Material for this task ::
==========
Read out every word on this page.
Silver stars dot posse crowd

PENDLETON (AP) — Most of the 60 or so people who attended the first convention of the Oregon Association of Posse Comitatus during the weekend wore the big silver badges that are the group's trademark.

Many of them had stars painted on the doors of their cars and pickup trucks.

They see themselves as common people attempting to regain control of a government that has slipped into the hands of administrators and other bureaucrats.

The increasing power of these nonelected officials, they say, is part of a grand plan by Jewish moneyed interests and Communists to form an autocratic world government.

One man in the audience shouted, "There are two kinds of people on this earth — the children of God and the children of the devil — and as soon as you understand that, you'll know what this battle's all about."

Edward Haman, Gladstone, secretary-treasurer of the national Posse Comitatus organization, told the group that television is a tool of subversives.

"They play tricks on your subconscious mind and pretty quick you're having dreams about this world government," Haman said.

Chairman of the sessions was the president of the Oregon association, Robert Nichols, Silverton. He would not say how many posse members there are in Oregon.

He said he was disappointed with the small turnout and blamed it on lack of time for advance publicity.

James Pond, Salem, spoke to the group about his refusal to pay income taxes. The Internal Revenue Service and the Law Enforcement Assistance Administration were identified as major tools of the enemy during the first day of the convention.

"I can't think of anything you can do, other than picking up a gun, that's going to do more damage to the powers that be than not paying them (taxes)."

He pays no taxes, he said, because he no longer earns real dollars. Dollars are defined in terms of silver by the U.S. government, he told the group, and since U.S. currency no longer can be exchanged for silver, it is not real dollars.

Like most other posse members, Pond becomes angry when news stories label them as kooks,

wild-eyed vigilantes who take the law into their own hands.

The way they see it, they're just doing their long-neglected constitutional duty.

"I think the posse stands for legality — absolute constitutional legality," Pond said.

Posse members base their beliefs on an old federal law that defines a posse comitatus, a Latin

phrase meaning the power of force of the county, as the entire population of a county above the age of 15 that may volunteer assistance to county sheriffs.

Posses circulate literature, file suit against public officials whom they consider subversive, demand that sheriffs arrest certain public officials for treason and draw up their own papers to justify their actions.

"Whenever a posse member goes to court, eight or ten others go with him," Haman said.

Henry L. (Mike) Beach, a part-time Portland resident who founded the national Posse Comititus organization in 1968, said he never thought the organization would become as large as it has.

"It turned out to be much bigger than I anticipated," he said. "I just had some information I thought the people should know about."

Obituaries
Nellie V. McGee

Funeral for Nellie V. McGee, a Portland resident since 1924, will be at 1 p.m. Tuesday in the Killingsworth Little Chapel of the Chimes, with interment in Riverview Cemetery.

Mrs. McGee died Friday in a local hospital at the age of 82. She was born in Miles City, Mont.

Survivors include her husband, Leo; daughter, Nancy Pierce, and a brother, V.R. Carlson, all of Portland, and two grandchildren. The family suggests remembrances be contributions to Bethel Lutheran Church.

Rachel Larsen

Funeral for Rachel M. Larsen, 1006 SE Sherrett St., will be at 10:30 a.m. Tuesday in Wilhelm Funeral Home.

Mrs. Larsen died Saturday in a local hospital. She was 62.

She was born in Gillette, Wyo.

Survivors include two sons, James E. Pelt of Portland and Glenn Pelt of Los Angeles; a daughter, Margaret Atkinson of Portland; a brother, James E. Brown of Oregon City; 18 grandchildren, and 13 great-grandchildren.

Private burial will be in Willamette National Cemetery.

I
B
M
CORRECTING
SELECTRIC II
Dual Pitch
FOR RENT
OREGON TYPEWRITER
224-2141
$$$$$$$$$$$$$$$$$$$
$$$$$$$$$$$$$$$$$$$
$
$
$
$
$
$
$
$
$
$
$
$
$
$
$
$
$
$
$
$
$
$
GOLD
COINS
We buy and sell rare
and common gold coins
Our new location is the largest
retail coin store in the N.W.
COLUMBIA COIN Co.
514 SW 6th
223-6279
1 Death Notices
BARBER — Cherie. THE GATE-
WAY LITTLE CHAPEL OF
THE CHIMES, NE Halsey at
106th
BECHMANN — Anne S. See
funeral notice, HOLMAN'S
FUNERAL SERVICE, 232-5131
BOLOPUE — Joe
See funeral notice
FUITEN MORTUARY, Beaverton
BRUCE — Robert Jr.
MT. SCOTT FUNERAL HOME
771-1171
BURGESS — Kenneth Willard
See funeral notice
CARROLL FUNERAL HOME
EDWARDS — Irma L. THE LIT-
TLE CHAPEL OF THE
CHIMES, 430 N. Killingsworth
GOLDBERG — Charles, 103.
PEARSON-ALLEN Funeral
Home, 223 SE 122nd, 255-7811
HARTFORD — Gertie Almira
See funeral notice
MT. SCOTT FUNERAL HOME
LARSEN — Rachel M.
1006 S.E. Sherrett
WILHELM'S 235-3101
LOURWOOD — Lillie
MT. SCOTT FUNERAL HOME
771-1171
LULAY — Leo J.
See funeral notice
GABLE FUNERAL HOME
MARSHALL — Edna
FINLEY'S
==========
Written request :: Your task is to repeat every line exactly.

Solution to the exercise ::
Read out every word on this page.
Silver stars dot posse crowd

PENDLETON (AP) — Most of the 60 or so people who attended the first convention of the Oregon Association of Posse Comitatus during the weekend wore the big silver badges that are the group's trademark.

Many of them had stars painted on the doors of their cars and pickup trucks.

They see themselves as common people attempting to regain control of a government that has slipped into the hands of administrators and other bureaucrats.

The increasing power of these nonelected officials, they say, is part of a grand plan by Jewish moneyed interests and Communists to form an autocratic world government.

One man in the audience shouted, "There are two kinds of people on this earth — the children of God and the children of the devil — and as soon as you understand that, you'll know what this battle's all about."

Edward Haman, Gladstone, secretary-treasurer of the national Posse Comitatus organization, told the group that television is a tool of subversives.

"They play tricks on your subconscious mind and pretty quick you're having dreams about this world government," Haman said.

Chairman of the sessions was the president of the Oregon association, Robert Nichols, Silverton. He would not say how many posse members there are in Oregon.

He said he was disappointed with the small turnout and blamed it on lack of time for advance publicity.

James Pond, Salem, spoke to the group about his refusal to pay income taxes. The Internal Revenue Service and the Law Enforcement Assistance Administration were identified as major tools of the enemy during the first day of the convention.

"I can't think of anything you can do, other than picking up a gun, that's going to do more damage to the powers that be than not paying them (taxes)."

He pays no taxes, he said, because he no longer earns real dollars. Dollars are defined in terms of silver by the U.S. government, he told the group, and since U.S. currency no longer can be exchanged for silver, it is not real dollars.

Like most other posse members, Pond becomes angry when news stories label them as kooks,

wild-eyed vigilantes who take the law into their own hands.

The way they see it, they're just doing their long-neglected constitutional duty.

"I think the posse stands for legality — absolute constitutional legality," Pond said.

Posse members base their beliefs on an old federal law that defines a posse comitatus, a Latin

phrase meaning the power of force of the county, as the entire population of a county above the age of 15 that may volunteer assistance to county sheriffs.

Posses circulate literature, file suit against public officials whom they consider subversive, demand that sheriffs arrest certain public officials for treason and draw up their own papers to justify their actions.

"Whenever a posse member goes to court, eight or ten others go with him," Haman said.

Henry L. (Mike) Beach, a part-time Portland resident who founded the national Posse Comititus organization in 1968, said he never thought the organization would become as large as it has.

"It turned out to be much bigger than I anticipated," he said. "I just had some information I thought the people should know about."

Obituaries
Nellie V. McGee

Funeral for Nellie V. McGee, a Portland resident since 1924, will be at 1 p.m. Tuesday in the Killingsworth Little Chapel of the Chimes, with interment in Riverview Cemetery.

Mrs. McGee died Friday in a local hospital at the age of 82. She was born in Miles City, Mont.

Survivors include her husband, Leo; daughter, Nancy Pierce, and a brother, V.R. Carlson, all of Portland, and two grandchildren. The family suggests remembrances be contributions to Bethel Lutheran Church.

Rachel Larsen

Funeral for Rachel M. Larsen, 1006 SE Sherrett St., will be at 10:30 a.m. Tuesday in Wilhelm Funeral Home.

Mrs. Larsen died Saturday in a local hospital. She was 62.

She was born in Gillette, Wyo.

Survivors include two sons, James E. Pelt of Portland and Glenn Pelt of Los Angeles; a daughter, Margaret Atkinson of Portland; a brother, James E. Brown of Oregon City; 18 grandchildren, and 13 great-grandchildren.

Private burial will be in Willamette National Cemetery.

I
B
M
CORRECTING
SELECTRIC II
Dual Pitch
FOR RENT
OREGON TYPEWRITER
224-2141
$$$$$$$$$$$$$$$$$$$
$$$$$$$$$$$$$$$$$$$
$
$
$
$
$
$
$
$
$
$
$
$
$
$
$
$
$
$
$
$
$
$
GOLD
COINS
We buy and sell rare
and common gold coins
Our new location is the largest
retail coin store in the N.W.
COLUMBIA COIN Co.
514 SW 6th
223-6279
1 Death Notices
BARBER — Cherie. THE GATE-
WAY LITTLE CHAPEL OF
THE CHIMES, NE Halsey at
106th
BECHMANN — Anne S. See
funeral notice, HOLMAN'S
FUNERAL SERVICE, 232-5131
BOLOPUE — Joe
See funeral notice
FUITEN MORTUARY, Beaverton
BRUCE — Robert Jr.
MT. SCOTT FUNERAL HOME
771-1171
BURGESS — Kenneth Willard
See funeral notice
CARROLL FUNERAL HOME
EDWARDS — Irma L. THE LIT-
TLE CHAPEL OF THE
CHIMES, 430 N. Killingsworth
GOLDBERG — Charles, 103.
PEARSON-ALLEN Funeral
Home, 223 SE 122nd, 255-7811
HARTFORD — Gertie Almira
See funeral notice
MT. SCOTT FUNERAL HOME
LARSEN — Rachel M.
1006 S.E. Sherrett
WILHELM'S 235-3101
LOURWOOD — Lillie
MT. SCOTT FUNERAL HOME
771-1171
LULAY — Leo J.
See funeral notice
GABLE FUNERAL HOME
MARSHALL — Edna
FINLEY'S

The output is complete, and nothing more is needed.